--- Records provided ---
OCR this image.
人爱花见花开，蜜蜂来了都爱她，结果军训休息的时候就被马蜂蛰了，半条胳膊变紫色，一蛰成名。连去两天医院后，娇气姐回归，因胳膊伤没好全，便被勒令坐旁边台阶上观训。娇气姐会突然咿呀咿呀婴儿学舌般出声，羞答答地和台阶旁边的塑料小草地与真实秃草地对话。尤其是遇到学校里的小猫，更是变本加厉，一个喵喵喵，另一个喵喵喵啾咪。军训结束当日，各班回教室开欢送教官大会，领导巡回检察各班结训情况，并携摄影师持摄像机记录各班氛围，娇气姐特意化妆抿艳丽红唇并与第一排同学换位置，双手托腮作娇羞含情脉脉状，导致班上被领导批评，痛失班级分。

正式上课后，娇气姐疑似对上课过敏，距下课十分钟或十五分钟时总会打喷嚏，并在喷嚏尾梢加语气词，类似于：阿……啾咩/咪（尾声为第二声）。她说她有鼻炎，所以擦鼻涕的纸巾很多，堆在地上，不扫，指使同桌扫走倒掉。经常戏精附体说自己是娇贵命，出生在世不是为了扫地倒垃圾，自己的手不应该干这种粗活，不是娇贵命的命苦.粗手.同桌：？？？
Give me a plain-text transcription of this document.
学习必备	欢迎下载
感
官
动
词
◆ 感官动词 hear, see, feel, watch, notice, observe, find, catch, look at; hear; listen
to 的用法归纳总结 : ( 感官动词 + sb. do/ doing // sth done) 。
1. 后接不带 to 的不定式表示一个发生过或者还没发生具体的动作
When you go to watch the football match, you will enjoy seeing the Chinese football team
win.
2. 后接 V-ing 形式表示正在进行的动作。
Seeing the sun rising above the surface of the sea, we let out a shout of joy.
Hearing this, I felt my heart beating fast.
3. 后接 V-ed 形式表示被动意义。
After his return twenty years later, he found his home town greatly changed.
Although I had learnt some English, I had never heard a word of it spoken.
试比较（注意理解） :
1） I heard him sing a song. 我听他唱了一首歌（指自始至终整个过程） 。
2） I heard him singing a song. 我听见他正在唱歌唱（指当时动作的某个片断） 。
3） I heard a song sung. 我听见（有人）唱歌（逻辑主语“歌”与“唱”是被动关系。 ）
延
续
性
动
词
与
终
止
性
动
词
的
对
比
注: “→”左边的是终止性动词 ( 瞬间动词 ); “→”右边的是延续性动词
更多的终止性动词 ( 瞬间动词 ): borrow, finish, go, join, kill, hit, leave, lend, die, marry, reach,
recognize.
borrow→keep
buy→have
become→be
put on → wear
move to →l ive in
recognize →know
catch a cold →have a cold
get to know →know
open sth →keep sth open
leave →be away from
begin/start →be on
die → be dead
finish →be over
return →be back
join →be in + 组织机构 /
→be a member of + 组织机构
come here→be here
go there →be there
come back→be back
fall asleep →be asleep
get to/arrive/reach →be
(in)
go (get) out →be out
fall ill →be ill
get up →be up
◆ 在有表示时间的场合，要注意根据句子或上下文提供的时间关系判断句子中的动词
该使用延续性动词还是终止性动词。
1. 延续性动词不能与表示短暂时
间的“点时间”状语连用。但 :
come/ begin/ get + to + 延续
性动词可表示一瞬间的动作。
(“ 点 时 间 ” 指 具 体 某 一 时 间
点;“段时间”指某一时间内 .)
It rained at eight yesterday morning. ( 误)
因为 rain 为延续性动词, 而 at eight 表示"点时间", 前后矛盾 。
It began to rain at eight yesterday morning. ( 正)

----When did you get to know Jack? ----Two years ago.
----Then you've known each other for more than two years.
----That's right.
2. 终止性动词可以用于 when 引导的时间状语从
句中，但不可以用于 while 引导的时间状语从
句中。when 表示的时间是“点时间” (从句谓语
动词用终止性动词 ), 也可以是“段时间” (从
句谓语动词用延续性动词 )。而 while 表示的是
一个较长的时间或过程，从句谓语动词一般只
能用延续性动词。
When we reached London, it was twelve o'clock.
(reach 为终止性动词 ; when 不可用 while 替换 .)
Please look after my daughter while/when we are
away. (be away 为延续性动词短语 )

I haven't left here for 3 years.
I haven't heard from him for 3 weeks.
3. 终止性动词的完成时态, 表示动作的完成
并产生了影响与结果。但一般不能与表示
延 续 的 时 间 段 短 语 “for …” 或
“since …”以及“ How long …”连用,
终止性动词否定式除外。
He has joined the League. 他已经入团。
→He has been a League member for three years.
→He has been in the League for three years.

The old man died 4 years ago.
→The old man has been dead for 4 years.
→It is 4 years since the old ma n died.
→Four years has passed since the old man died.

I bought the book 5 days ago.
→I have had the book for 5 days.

--- Stated goal ---
Word for word, write out all of the data above.

--- Solution for this problem ---
OCR this image.
人爱花见花开，蜜蜂来了都爱她，结果军训休息的时候就被马蜂蛰了，半条胳膊变紫色，一蛰成名。连去两天医院后，娇气姐回归，因胳膊伤没好全，便被勒令坐旁边台阶上观训。娇气姐会突然咿呀咿呀婴儿学舌般出声，羞答答地和台阶旁边的塑料小草地与真实秃草地对话。尤其是遇到学校里的小猫，更是变本加厉，一个喵喵喵，另一个喵喵喵啾咪。军训结束当日，各班回教室开欢送教官大会，领导巡回检察各班结训情况，并携摄影师持摄像机记录各班氛围，娇气姐特意化妆抿艳丽红唇并与第一排同学换位置，双手托腮作娇羞含情脉脉状，导致班上被领导批评，痛失班级分。

正式上课后，娇气姐疑似对上课过敏，距下课十分钟或十五分钟时总会打喷嚏，并在喷嚏尾梢加语气词，类似于：阿……啾咩/咪（尾声为第二声）。她说她有鼻炎，所以擦鼻涕的纸巾很多，堆在地上，不扫，指使同桌扫走倒掉。经常戏精附体说自己是娇贵命，出生在世不是为了扫地倒垃圾，自己的手不应该干这种粗活，不是娇贵命的命苦.粗手.同桌：？？？
Give me a plain-text transcription of this document.
学习必备	欢迎下载
感
官
动
词
◆ 感官动词 hear, see, feel, watch, notice, observe, find, catch, look at; hear; listen
to 的用法归纳总结 : ( 感官动词 + sb. do/ doing // sth done) 。
1. 后接不带 to 的不定式表示一个发生过或者还没发生具体的动作
When you go to watch the football match, you will enjoy seeing the Chinese football team
win.
2. 后接 V-ing 形式表示正在进行的动作。
Seeing the sun rising above the surface of the sea, we let out a shout of joy.
Hearing this, I felt my heart beating fast.
3. 后接 V-ed 形式表示被动意义。
After his return twenty years later, he found his home town greatly changed.
Although I had learnt some English, I had never heard a word of it spoken.
试比较（注意理解） :
1） I heard him sing a song. 我听他唱了一首歌（指自始至终整个过程） 。
2） I heard him singing a song. 我听见他正在唱歌唱（指当时动作的某个片断） 。
3） I heard a song sung. 我听见（有人）唱歌（逻辑主语“歌”与“唱”是被动关系。 ）
延
续
性
动
词
与
终
止
性
动
词
的
对
比
注: “→”左边的是终止性动词 ( 瞬间动词 ); “→”右边的是延续性动词
更多的终止性动词 ( 瞬间动词 ): borrow, finish, go, join, kill, hit, leave, lend, die, marry, reach,
recognize.
borrow→keep
buy→have
become→be
put on → wear
move to →l ive in
recognize →know
catch a cold →have a cold
get to know →know
open sth →keep sth open
leave →be away from
begin/start →be on
die → be dead
finish →be over
return →be back
join →be in + 组织机构 /
→be a member of + 组织机构
come here→be here
go there →be there
come back→be back
fall asleep →be asleep
get to/arrive/reach →be
(in)
go (get) out →be out
fall ill →be ill
get up →be up
◆ 在有表示时间的场合，要注意根据句子或上下文提供的时间关系判断句子中的动词
该使用延续性动词还是终止性动词。
1. 延续性动词不能与表示短暂时
间的“点时间”状语连用。但 :
come/ begin/ get + to + 延续
性动词可表示一瞬间的动作。
(“ 点 时 间 ” 指 具 体 某 一 时 间
点;“段时间”指某一时间内 .)
It rained at eight yesterday morning. ( 误)
因为 rain 为延续性动词, 而 at eight 表示"点时间", 前后矛盾 。
It began to rain at eight yesterday morning. ( 正)

----When did you get to know Jack? ----Two years ago.
----Then you've known each other for more than two years.
----That's right.
2. 终止性动词可以用于 when 引导的时间状语从
句中，但不可以用于 while 引导的时间状语从
句中。when 表示的时间是“点时间” (从句谓语
动词用终止性动词 ), 也可以是“段时间” (从
句谓语动词用延续性动词 )。而 while 表示的是
一个较长的时间或过程，从句谓语动词一般只
能用延续性动词。
When we reached London, it was twelve o'clock.
(reach 为终止性动词 ; when 不可用 while 替换 .)
Please look after my daughter while/when we are
away. (be away 为延续性动词短语 )

I haven't left here for 3 years.
I haven't heard from him for 3 weeks.
3. 终止性动词的完成时态, 表示动作的完成
并产生了影响与结果。但一般不能与表示
延 续 的 时 间 段 短 语 “for …” 或
“since …”以及“ How long …”连用,
终止性动词否定式除外。
He has joined the League. 他已经入团。
→He has been a League member for three years.
→He has been in the League for three years.

The old man died 4 years ago.
→The old man has been dead for 4 years.
→It is 4 years since the old ma n died.
→Four years has passed since the old man died.

I bought the book 5 days ago.
→I have had the book for 5 days.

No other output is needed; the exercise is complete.